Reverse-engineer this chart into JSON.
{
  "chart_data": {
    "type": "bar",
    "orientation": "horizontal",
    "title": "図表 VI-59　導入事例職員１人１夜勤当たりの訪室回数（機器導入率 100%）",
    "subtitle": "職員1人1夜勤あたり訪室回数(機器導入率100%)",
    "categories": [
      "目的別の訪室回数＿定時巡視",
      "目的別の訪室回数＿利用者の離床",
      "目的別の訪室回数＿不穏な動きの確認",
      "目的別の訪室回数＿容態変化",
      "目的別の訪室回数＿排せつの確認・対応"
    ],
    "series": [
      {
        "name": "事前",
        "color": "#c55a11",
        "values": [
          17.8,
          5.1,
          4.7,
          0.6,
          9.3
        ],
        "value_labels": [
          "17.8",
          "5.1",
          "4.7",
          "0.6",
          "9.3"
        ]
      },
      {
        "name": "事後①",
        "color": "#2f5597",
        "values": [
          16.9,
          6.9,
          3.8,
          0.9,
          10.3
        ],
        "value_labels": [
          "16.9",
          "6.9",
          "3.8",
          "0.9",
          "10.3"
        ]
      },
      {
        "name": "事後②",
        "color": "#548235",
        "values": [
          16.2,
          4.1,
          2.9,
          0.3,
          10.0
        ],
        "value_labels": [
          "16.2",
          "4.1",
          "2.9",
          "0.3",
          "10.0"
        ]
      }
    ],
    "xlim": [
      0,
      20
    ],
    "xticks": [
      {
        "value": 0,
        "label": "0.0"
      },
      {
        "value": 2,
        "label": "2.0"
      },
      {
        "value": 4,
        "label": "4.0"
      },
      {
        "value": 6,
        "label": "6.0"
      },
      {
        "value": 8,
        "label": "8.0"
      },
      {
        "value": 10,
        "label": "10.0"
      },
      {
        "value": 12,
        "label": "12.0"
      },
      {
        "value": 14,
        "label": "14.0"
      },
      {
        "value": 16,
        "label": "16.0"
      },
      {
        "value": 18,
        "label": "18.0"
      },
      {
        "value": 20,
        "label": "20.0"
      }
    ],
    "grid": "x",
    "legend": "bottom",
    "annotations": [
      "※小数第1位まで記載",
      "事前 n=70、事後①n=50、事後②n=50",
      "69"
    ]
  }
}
· · ·
AIM OF THE EXERCISE:
Go through the data above and find the lines with the word "color". Copy each of those lines.

RESULT FOR THIS EXERCISE:
        "color": "#c55a11",
        "color": "#2f5597",
        "color": "#548235",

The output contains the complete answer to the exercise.